# WRITTEN INSTRUCTION
Copy every line of the records below word for word, but leave out the pictures.

# DATA LINES
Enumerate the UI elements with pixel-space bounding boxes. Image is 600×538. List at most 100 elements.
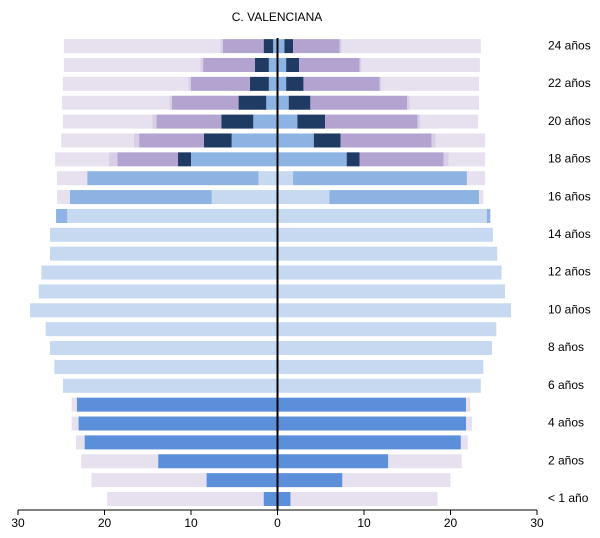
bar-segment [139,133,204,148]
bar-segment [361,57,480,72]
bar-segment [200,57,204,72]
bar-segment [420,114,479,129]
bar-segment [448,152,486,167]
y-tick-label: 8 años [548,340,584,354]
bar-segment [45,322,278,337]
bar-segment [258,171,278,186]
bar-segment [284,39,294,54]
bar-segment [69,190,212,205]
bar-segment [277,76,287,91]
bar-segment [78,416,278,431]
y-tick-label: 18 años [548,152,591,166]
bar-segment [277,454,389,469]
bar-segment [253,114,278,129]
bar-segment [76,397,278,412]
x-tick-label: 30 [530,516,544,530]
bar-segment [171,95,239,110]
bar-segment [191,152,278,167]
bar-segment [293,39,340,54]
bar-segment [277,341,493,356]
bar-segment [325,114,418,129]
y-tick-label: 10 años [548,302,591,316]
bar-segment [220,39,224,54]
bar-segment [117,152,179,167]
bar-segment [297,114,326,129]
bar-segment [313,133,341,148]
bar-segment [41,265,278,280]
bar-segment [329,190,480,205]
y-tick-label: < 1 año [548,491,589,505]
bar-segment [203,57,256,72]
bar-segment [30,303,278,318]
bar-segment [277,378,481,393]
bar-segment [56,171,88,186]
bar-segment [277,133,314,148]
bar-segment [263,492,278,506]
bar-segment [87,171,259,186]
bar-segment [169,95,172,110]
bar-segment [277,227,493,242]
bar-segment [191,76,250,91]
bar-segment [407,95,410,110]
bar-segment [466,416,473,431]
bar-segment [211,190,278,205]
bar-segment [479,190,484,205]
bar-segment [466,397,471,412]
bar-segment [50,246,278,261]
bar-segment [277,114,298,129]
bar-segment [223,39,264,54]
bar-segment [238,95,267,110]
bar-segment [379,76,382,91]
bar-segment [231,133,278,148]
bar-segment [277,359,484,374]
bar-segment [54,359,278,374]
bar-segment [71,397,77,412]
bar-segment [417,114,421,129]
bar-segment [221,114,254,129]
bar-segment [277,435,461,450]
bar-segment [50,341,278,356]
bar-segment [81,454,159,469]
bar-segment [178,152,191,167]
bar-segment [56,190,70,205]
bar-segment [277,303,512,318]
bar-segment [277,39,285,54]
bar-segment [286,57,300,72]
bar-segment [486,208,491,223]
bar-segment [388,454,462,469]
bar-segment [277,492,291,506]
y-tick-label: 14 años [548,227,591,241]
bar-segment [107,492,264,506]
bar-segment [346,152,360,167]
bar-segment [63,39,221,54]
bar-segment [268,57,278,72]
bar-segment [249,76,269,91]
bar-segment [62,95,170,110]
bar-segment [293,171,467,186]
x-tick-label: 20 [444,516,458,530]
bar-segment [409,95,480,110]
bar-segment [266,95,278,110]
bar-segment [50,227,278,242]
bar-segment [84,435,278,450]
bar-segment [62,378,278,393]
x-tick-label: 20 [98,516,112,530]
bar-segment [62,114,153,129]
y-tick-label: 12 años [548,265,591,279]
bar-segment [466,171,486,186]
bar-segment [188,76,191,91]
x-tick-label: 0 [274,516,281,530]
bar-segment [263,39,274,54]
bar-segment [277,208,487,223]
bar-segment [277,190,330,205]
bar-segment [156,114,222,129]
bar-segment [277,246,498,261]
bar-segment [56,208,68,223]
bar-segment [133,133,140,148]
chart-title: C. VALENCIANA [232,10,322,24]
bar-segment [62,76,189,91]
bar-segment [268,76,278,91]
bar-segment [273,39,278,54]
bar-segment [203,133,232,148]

# ANSWER TO THE TASK
Enumerate the UI elements with pixel-space bounding boxes. Image is 600×538. List at most 100 elements.
bar-segment [139,133,204,148]
bar-segment [361,57,480,72]
bar-segment [200,57,204,72]
bar-segment [420,114,479,129]
bar-segment [448,152,486,167]
y-tick-label: 8 años [548,340,584,354]
bar-segment [45,322,278,337]
bar-segment [258,171,278,186]
bar-segment [284,39,294,54]
bar-segment [69,190,212,205]
bar-segment [277,76,287,91]
bar-segment [78,416,278,431]
y-tick-label: 18 años [548,152,591,166]
bar-segment [277,454,389,469]
bar-segment [253,114,278,129]
bar-segment [76,397,278,412]
x-tick-label: 30 [530,516,544,530]
bar-segment [171,95,239,110]
bar-segment [191,152,278,167]
bar-segment [293,39,340,54]
bar-segment [277,341,493,356]
bar-segment [325,114,418,129]
y-tick-label: 10 años [548,302,591,316]
bar-segment [220,39,224,54]
bar-segment [117,152,179,167]
bar-segment [297,114,326,129]
bar-segment [313,133,341,148]
bar-segment [41,265,278,280]
bar-segment [329,190,480,205]
y-tick-label: < 1 año [548,491,589,505]
bar-segment [203,57,256,72]
bar-segment [30,303,278,318]
bar-segment [277,378,481,393]
bar-segment [56,171,88,186]
bar-segment [277,133,314,148]
bar-segment [263,492,278,506]
bar-segment [87,171,259,186]
bar-segment [169,95,172,110]
bar-segment [277,227,493,242]
bar-segment [191,76,250,91]
bar-segment [407,95,410,110]
bar-segment [466,416,473,431]
bar-segment [211,190,278,205]
bar-segment [479,190,484,205]
bar-segment [466,397,471,412]
bar-segment [50,246,278,261]
bar-segment [277,114,298,129]
bar-segment [223,39,264,54]
bar-segment [238,95,267,110]
bar-segment [379,76,382,91]
bar-segment [231,133,278,148]
bar-segment [277,359,484,374]
bar-segment [54,359,278,374]
bar-segment [71,397,77,412]
bar-segment [417,114,421,129]
bar-segment [221,114,254,129]
bar-segment [277,435,461,450]
bar-segment [50,341,278,356]
bar-segment [81,454,159,469]
bar-segment [178,152,191,167]
bar-segment [56,190,70,205]
bar-segment [277,303,512,318]
bar-segment [277,39,285,54]
bar-segment [286,57,300,72]
bar-segment [486,208,491,223]
bar-segment [388,454,462,469]
bar-segment [277,492,291,506]
y-tick-label: 14 años [548,227,591,241]
bar-segment [107,492,264,506]
bar-segment [346,152,360,167]
bar-segment [63,39,221,54]
bar-segment [268,57,278,72]
bar-segment [249,76,269,91]
bar-segment [62,95,170,110]
bar-segment [293,171,467,186]
x-tick-label: 20 [444,516,458,530]
bar-segment [409,95,480,110]
bar-segment [266,95,278,110]
bar-segment [50,227,278,242]
bar-segment [84,435,278,450]
bar-segment [62,378,278,393]
x-tick-label: 20 [98,516,112,530]
bar-segment [62,114,153,129]
y-tick-label: 12 años [548,265,591,279]
bar-segment [466,171,486,186]
bar-segment [188,76,191,91]
x-tick-label: 0 [274,516,281,530]
bar-segment [263,39,274,54]
bar-segment [277,208,487,223]
bar-segment [277,190,330,205]
bar-segment [156,114,222,129]
bar-segment [277,246,498,261]
bar-segment [56,208,68,223]
bar-segment [133,133,140,148]
chart-title: C. VALENCIANA [232,10,322,24]
bar-segment [62,76,189,91]
bar-segment [268,76,278,91]
bar-segment [273,39,278,54]
bar-segment [203,133,232,148]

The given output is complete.